Recorded data:
———

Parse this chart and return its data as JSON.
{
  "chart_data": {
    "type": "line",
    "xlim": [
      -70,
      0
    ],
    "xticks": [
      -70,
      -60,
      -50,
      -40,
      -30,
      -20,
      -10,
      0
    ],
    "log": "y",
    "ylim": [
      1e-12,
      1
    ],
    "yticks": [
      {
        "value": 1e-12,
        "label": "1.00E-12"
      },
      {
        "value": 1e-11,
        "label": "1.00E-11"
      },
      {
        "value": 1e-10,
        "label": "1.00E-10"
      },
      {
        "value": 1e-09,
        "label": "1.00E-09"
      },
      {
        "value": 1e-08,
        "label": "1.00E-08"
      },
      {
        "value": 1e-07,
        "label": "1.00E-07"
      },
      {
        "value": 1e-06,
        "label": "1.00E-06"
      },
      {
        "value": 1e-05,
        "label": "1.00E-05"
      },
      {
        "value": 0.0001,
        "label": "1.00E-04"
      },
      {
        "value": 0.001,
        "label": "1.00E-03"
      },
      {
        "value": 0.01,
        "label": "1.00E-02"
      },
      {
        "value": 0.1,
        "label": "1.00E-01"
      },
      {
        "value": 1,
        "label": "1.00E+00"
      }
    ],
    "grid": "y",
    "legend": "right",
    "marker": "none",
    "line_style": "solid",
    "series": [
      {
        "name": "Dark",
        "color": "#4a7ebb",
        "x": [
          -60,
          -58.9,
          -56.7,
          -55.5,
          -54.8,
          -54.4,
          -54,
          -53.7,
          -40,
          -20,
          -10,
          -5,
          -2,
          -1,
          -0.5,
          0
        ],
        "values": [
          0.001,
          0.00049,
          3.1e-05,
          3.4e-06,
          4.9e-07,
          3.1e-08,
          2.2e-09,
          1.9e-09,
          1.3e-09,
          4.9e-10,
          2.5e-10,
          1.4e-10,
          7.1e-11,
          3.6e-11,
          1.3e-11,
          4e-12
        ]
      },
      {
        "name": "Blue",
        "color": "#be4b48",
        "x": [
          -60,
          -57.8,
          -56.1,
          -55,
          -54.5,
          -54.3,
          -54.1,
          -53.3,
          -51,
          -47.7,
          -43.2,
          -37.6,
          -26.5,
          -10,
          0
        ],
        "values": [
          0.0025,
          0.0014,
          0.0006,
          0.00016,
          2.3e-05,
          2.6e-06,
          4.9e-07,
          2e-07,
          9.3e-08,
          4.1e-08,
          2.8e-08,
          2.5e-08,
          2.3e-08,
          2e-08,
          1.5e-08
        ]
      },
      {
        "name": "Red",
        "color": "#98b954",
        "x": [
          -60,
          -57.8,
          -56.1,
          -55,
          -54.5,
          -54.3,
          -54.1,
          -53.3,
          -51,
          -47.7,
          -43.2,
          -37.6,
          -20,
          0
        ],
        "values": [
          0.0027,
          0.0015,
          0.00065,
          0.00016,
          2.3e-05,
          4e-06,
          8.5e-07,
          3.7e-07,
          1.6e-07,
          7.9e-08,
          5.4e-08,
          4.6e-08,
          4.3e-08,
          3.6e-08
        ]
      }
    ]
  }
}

———

Exercise: Using the listing above, please repeat every entry exactly.

Answer to this problem:
Parse this chart and return its data as JSON.
{
  "chart_data": {
    "type": "line",
    "xlim": [
      -70,
      0
    ],
    "xticks": [
      -70,
      -60,
      -50,
      -40,
      -30,
      -20,
      -10,
      0
    ],
    "log": "y",
    "ylim": [
      1e-12,
      1
    ],
    "yticks": [
      {
        "value": 1e-12,
        "label": "1.00E-12"
      },
      {
        "value": 1e-11,
        "label": "1.00E-11"
      },
      {
        "value": 1e-10,
        "label": "1.00E-10"
      },
      {
        "value": 1e-09,
        "label": "1.00E-09"
      },
      {
        "value": 1e-08,
        "label": "1.00E-08"
      },
      {
        "value": 1e-07,
        "label": "1.00E-07"
      },
      {
        "value": 1e-06,
        "label": "1.00E-06"
      },
      {
        "value": 1e-05,
        "label": "1.00E-05"
      },
      {
        "value": 0.0001,
        "label": "1.00E-04"
      },
      {
        "value": 0.001,
        "label": "1.00E-03"
      },
      {
        "value": 0.01,
        "label": "1.00E-02"
      },
      {
        "value": 0.1,
        "label": "1.00E-01"
      },
      {
        "value": 1,
        "label": "1.00E+00"
      }
    ],
    "grid": "y",
    "legend": "right",
    "marker": "none",
    "line_style": "solid",
    "series": [
      {
        "name": "Dark",
        "color": "#4a7ebb",
        "x": [
          -60,
          -58.9,
          -56.7,
          -55.5,
          -54.8,
          -54.4,
          -54,
          -53.7,
          -40,
          -20,
          -10,
          -5,
          -2,
          -1,
          -0.5,
          0
        ],
        "values": [
          0.001,
          0.00049,
          3.1e-05,
          3.4e-06,
          4.9e-07,
          3.1e-08,
          2.2e-09,
          1.9e-09,
          1.3e-09,
          4.9e-10,
          2.5e-10,
          1.4e-10,
          7.1e-11,
          3.6e-11,
          1.3e-11,
          4e-12
        ]
      },
      {
        "name": "Blue",
        "color": "#be4b48",
        "x": [
          -60,
          -57.8,
          -56.1,
          -55,
          -54.5,
          -54.3,
          -54.1,
          -53.3,
          -51,
          -47.7,
          -43.2,
          -37.6,
          -26.5,
          -10,
          0
        ],
        "values": [
          0.0025,
          0.0014,
          0.0006,
          0.00016,
          2.3e-05,
          2.6e-06,
          4.9e-07,
          2e-07,
          9.3e-08,
          4.1e-08,
          2.8e-08,
          2.5e-08,
          2.3e-08,
          2e-08,
          1.5e-08
        ]
      },
      {
        "name": "Red",
        "color": "#98b954",
        "x": [
          -60,
          -57.8,
          -56.1,
          -55,
          -54.5,
          -54.3,
          -54.1,
          -53.3,
          -51,
          -47.7,
          -43.2,
          -37.6,
          -20,
          0
        ],
        "values": [
          0.0027,
          0.0015,
          0.00065,
          0.00016,
          2.3e-05,
          4e-06,
          8.5e-07,
          3.7e-07,
          1.6e-07,
          7.9e-08,
          5.4e-08,
          4.6e-08,
          4.3e-08,
          3.6e-08
        ]
      }
    ]
  }
}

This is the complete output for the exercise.